*Work required*. Search the data for the string "know" and gather each line it is in.

(Stored data entries)

·····

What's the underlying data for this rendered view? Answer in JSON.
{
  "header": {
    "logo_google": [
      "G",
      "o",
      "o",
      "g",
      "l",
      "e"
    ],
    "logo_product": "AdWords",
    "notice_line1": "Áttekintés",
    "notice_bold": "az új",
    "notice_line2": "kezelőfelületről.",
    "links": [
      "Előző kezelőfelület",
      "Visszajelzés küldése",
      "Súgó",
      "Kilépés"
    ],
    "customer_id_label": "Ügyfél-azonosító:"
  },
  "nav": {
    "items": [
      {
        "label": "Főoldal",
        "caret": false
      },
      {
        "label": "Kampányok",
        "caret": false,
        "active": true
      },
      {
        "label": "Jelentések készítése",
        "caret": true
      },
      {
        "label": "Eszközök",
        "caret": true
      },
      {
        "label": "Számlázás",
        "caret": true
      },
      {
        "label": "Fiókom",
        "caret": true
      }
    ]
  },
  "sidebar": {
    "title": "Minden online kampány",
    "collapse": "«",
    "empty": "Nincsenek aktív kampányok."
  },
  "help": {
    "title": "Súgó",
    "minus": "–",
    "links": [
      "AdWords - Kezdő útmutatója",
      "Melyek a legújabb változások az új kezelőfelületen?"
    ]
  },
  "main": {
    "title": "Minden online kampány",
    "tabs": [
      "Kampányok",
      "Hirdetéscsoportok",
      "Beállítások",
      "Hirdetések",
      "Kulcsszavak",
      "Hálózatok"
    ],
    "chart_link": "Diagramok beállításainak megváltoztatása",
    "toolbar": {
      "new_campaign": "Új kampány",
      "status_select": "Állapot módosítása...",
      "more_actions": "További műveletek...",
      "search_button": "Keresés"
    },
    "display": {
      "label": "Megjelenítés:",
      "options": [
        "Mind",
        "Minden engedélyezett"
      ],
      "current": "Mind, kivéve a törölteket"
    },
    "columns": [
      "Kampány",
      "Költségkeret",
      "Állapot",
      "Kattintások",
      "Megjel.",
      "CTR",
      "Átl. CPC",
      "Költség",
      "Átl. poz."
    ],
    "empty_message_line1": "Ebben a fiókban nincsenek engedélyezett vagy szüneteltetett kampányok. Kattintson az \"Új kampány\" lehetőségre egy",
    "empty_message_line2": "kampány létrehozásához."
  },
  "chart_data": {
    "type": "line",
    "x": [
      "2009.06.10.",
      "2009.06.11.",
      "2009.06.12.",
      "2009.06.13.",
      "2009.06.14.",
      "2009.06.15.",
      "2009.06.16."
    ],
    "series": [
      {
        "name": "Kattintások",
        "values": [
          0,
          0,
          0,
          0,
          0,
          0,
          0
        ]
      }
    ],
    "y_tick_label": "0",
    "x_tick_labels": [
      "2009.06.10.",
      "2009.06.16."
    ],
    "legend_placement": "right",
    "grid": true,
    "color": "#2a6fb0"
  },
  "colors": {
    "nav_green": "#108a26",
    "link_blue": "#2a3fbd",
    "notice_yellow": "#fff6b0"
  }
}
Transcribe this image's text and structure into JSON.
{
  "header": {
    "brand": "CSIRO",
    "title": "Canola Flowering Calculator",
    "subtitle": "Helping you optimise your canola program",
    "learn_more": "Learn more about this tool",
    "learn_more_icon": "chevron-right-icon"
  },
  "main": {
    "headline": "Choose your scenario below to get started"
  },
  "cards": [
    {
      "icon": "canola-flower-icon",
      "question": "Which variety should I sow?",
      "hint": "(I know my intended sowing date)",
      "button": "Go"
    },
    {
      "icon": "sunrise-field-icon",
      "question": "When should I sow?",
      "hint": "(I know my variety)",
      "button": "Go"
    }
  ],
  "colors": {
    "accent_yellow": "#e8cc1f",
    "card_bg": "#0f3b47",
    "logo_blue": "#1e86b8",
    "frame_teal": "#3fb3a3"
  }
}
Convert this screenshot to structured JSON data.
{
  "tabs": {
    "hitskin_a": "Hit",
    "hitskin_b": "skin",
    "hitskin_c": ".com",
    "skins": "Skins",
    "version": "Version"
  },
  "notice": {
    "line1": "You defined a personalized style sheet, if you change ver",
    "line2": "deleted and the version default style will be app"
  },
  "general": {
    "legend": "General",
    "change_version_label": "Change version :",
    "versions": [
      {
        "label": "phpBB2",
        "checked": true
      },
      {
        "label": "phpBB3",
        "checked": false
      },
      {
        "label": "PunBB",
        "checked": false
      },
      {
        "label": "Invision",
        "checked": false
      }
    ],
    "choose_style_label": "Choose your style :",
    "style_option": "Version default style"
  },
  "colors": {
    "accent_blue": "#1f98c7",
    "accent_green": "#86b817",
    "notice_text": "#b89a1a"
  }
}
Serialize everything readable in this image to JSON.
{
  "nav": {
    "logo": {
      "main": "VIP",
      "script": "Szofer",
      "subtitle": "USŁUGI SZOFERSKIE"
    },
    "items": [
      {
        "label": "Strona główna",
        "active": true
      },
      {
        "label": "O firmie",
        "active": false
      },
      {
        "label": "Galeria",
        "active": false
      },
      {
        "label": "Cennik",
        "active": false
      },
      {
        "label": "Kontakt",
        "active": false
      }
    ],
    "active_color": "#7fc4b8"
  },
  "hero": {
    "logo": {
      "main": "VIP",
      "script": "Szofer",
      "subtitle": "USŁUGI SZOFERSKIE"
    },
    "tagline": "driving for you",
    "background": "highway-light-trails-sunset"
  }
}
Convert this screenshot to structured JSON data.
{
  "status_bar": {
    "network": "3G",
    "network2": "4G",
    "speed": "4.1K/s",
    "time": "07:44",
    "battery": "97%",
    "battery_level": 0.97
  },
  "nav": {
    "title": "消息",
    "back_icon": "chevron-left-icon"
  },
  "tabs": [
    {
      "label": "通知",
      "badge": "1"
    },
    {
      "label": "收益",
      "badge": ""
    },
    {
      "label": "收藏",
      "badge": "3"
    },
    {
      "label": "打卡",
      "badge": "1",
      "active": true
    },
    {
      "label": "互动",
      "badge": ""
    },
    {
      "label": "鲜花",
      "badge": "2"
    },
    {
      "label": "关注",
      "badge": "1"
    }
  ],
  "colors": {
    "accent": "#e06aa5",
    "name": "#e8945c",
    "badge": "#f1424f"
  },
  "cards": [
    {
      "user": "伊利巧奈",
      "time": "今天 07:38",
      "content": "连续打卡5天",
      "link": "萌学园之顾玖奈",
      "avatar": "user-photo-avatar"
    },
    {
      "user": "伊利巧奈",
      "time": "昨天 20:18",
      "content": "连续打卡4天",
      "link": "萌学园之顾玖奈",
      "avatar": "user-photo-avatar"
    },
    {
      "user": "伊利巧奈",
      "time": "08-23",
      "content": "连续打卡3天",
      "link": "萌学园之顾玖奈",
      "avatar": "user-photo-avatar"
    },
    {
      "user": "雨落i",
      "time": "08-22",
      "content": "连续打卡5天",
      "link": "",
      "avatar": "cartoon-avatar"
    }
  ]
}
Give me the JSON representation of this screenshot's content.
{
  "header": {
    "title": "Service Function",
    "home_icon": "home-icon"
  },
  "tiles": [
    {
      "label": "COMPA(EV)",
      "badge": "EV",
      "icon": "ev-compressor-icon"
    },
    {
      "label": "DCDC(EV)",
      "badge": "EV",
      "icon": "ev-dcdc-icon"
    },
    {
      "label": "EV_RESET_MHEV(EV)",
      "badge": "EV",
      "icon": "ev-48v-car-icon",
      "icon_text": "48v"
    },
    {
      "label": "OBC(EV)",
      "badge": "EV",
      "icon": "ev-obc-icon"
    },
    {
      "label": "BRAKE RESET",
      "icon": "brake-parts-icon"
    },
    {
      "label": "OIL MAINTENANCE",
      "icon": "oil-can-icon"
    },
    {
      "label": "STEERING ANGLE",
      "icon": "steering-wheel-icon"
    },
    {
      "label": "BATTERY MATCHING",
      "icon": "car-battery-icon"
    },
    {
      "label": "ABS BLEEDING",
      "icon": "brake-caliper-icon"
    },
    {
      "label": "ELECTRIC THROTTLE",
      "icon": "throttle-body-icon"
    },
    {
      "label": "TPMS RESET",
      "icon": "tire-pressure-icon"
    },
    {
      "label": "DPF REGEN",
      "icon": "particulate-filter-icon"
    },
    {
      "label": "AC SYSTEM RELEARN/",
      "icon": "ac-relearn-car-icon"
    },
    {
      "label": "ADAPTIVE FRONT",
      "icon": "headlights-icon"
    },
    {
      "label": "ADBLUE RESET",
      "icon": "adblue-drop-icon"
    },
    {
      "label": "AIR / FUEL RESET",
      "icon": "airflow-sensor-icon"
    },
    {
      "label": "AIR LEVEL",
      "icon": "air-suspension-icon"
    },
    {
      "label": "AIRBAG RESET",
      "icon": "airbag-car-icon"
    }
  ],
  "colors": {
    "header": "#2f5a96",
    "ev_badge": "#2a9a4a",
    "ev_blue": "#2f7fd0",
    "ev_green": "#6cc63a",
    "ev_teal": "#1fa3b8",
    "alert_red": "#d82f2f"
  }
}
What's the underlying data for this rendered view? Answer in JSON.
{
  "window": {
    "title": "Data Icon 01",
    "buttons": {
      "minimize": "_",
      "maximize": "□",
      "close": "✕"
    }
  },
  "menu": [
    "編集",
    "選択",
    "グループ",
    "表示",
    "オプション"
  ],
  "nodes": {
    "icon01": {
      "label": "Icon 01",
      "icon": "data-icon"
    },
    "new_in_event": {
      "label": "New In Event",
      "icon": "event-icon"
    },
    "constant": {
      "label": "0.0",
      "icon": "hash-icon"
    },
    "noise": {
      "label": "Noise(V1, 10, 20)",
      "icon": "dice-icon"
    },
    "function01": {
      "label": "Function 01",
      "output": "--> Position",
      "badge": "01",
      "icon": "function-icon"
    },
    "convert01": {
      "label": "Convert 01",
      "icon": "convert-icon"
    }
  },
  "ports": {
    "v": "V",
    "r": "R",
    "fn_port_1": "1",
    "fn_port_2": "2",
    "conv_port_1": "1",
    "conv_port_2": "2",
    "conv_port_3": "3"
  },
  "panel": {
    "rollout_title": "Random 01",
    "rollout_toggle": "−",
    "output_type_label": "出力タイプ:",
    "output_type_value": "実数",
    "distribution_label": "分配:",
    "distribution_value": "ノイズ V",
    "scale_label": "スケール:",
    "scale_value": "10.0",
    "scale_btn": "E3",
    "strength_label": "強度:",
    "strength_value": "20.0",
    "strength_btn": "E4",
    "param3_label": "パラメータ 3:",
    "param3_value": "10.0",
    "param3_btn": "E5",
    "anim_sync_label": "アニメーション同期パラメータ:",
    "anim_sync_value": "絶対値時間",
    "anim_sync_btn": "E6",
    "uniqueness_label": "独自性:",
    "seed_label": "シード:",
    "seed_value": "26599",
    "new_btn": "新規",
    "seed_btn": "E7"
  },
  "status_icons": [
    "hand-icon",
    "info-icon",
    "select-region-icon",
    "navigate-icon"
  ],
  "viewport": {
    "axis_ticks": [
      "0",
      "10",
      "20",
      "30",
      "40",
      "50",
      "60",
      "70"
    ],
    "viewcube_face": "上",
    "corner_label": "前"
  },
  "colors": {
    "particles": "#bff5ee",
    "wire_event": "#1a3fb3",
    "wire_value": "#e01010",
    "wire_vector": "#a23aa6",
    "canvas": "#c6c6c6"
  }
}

·····

*Task answer*.
      "hint": "(I know my intended sowing date)",
      "hint": "(I know my variety)",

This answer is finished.